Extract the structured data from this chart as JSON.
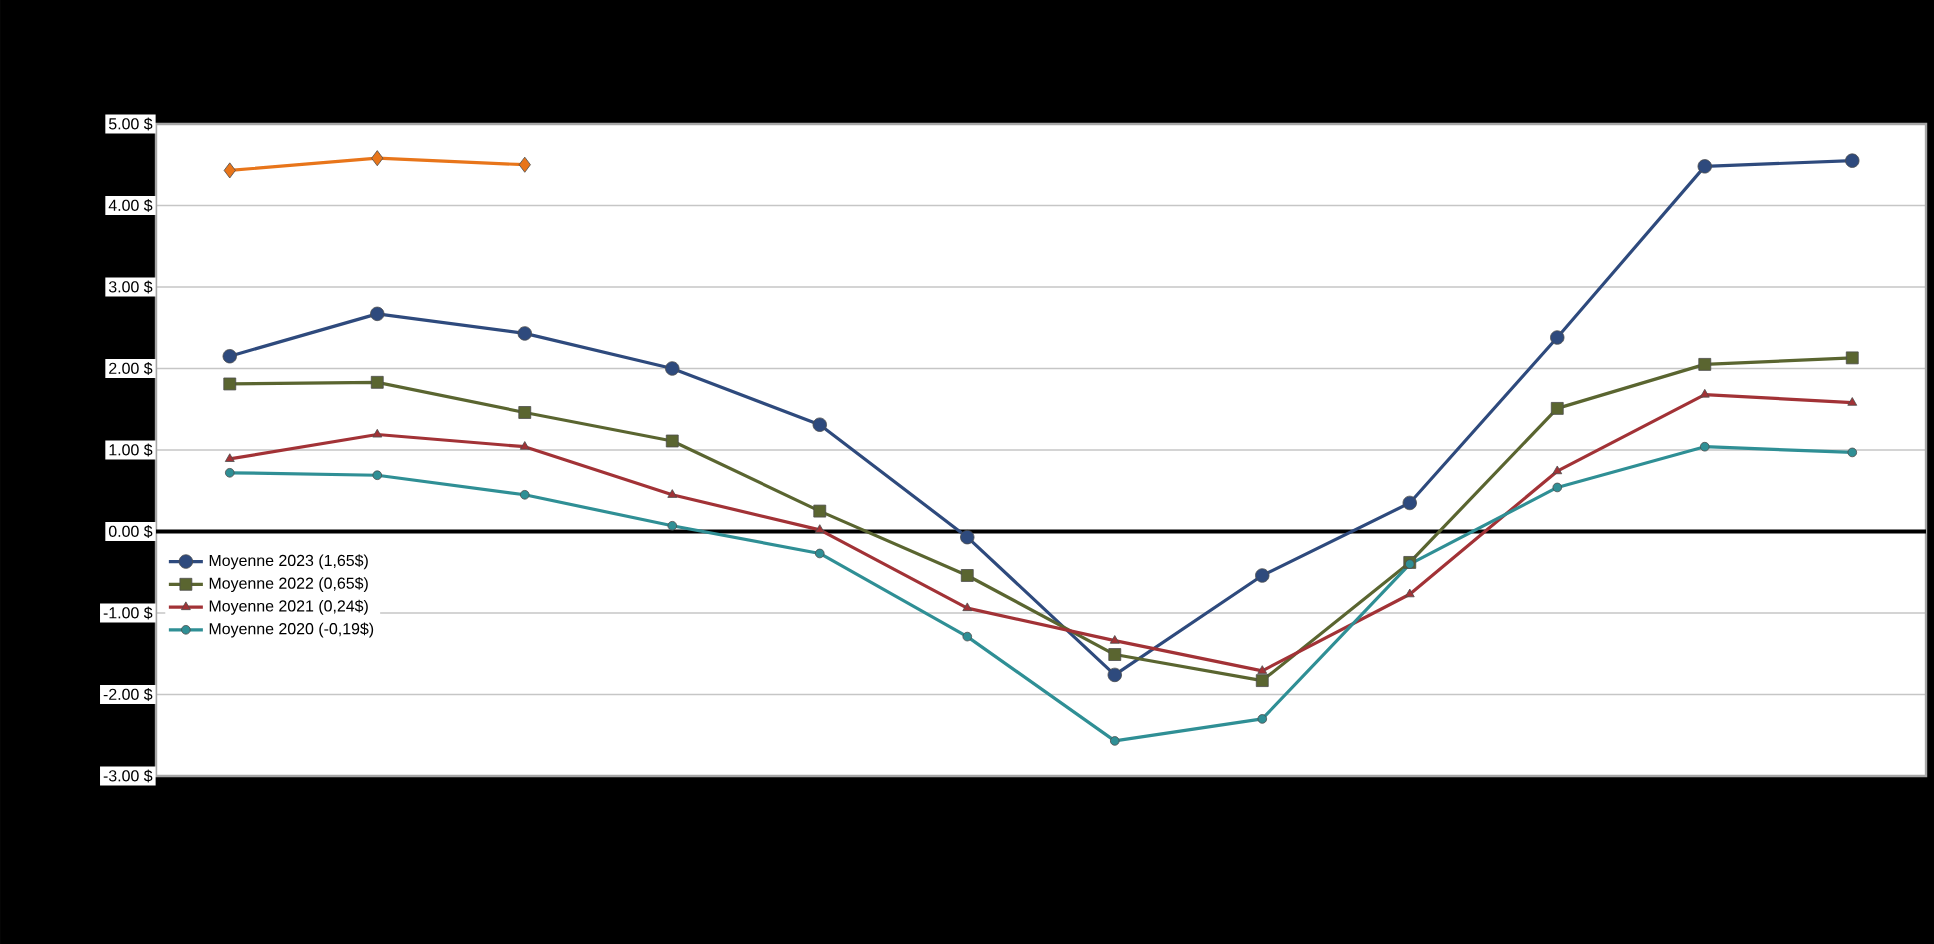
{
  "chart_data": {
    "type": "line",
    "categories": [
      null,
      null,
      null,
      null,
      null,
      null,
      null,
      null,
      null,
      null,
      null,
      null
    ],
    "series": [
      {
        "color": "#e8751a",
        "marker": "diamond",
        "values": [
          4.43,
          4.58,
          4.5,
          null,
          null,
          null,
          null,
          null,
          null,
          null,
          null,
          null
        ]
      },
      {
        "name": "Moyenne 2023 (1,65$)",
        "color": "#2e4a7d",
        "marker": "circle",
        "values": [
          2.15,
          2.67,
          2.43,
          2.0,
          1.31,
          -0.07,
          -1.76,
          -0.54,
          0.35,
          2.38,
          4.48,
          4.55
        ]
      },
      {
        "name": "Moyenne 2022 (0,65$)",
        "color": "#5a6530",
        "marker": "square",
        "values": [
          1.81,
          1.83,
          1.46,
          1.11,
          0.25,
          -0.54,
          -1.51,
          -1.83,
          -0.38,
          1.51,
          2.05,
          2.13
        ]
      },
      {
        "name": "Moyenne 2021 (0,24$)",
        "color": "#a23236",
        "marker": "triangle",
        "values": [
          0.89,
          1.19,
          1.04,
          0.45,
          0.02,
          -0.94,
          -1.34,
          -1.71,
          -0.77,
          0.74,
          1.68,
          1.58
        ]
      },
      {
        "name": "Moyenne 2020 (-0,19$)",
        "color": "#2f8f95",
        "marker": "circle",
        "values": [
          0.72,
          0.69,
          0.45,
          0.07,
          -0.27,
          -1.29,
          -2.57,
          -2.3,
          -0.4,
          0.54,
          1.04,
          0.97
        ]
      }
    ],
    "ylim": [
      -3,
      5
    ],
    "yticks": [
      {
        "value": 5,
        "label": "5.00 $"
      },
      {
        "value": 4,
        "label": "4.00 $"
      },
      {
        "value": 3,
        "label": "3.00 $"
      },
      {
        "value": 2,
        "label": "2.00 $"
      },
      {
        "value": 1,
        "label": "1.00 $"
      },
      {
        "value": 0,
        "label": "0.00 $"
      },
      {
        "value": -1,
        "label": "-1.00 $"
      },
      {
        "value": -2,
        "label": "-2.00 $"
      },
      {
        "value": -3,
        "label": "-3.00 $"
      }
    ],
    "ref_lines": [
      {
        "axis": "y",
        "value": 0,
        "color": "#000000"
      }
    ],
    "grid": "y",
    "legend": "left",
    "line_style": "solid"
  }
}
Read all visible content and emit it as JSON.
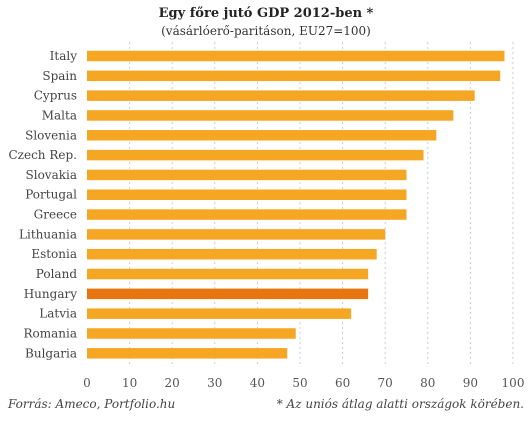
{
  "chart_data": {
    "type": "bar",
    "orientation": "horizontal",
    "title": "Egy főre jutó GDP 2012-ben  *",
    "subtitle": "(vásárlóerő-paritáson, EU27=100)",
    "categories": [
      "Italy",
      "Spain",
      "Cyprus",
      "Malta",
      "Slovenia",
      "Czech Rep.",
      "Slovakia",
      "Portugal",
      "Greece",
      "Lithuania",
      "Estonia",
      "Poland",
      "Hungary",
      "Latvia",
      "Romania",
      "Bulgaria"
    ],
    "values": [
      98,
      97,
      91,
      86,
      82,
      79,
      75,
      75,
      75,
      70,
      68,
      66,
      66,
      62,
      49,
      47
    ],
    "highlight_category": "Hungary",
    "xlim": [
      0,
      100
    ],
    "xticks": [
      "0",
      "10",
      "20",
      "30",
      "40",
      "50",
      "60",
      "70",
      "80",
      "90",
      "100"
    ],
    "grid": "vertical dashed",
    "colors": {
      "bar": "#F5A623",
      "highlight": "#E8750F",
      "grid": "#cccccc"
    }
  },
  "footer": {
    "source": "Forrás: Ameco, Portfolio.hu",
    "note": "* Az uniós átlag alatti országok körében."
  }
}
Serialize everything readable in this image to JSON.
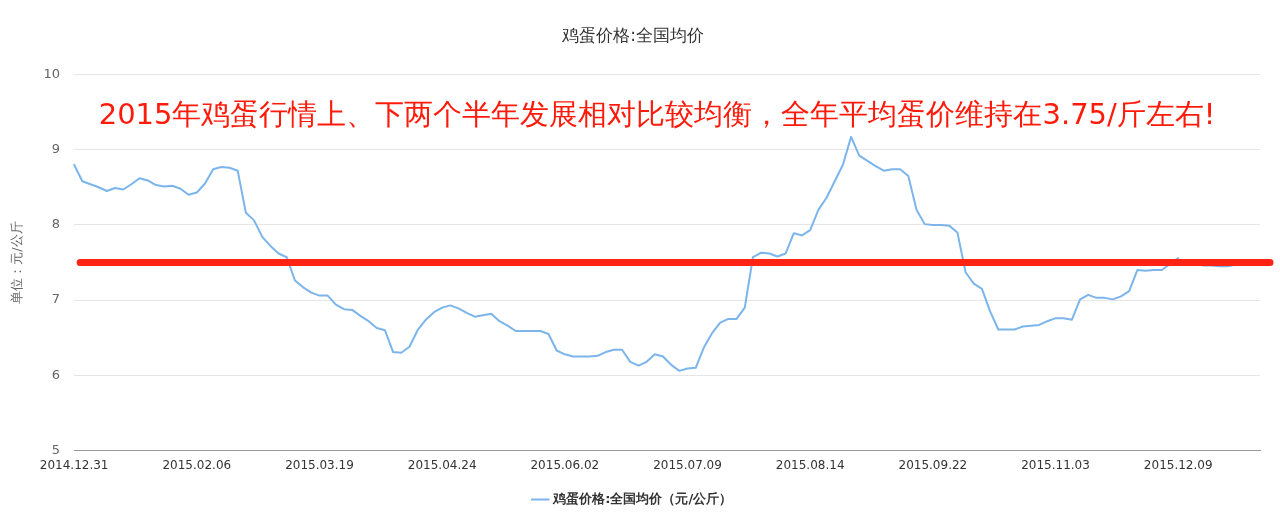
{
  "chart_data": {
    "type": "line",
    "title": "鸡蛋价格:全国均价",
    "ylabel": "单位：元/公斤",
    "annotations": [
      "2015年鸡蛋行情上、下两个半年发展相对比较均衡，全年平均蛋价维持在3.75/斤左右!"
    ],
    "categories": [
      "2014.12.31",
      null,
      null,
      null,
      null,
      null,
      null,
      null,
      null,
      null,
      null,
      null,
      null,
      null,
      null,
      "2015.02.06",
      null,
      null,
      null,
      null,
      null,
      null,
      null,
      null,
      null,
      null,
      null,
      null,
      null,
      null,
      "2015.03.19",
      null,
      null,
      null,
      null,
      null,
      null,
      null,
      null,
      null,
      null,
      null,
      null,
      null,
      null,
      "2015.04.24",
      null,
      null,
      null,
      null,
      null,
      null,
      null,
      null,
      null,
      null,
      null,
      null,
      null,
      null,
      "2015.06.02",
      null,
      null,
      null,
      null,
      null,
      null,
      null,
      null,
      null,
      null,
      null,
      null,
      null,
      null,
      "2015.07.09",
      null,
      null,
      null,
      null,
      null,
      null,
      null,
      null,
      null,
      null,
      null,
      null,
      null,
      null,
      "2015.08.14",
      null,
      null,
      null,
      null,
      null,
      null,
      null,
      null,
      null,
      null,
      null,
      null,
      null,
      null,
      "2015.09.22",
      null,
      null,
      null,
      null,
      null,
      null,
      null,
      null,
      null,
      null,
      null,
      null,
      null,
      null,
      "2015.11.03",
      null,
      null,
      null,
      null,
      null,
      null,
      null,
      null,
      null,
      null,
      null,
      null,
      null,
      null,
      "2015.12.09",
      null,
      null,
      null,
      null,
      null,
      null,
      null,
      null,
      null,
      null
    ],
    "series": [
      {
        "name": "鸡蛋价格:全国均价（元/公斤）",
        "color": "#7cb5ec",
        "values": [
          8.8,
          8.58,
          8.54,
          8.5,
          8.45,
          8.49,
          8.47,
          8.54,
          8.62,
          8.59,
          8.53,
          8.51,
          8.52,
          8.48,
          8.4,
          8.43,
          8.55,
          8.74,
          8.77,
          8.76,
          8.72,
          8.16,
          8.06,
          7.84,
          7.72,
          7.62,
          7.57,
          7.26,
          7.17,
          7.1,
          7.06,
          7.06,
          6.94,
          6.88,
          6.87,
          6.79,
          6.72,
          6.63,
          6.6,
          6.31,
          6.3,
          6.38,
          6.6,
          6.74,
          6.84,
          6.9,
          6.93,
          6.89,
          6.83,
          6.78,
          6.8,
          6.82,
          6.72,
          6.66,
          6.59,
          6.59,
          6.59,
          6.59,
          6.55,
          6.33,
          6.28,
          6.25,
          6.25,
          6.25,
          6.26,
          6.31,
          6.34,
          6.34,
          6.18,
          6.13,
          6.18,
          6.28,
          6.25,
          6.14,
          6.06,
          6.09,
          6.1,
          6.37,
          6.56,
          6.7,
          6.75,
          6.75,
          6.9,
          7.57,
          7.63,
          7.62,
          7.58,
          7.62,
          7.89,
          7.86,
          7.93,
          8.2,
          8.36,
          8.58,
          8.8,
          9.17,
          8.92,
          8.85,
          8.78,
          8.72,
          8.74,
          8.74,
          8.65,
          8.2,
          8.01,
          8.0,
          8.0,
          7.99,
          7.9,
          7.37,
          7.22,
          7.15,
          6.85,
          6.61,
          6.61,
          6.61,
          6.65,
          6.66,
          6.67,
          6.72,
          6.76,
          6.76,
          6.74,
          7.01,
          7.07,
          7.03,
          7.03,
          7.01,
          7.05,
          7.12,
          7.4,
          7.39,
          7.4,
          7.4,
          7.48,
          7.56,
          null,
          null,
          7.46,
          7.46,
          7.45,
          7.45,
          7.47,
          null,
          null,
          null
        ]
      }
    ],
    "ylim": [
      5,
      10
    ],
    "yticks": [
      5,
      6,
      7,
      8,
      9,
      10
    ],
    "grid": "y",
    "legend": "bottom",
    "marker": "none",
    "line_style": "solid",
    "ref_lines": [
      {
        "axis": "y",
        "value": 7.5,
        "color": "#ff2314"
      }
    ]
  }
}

_What this task involves_. Check each line of the entries above for the word "grid". List the ones that have it.

_Response for this exercise_.
    "grid": "y",
    "grid": "vertical dashed",
      "grid": "#cccccc"
    "grid": "y",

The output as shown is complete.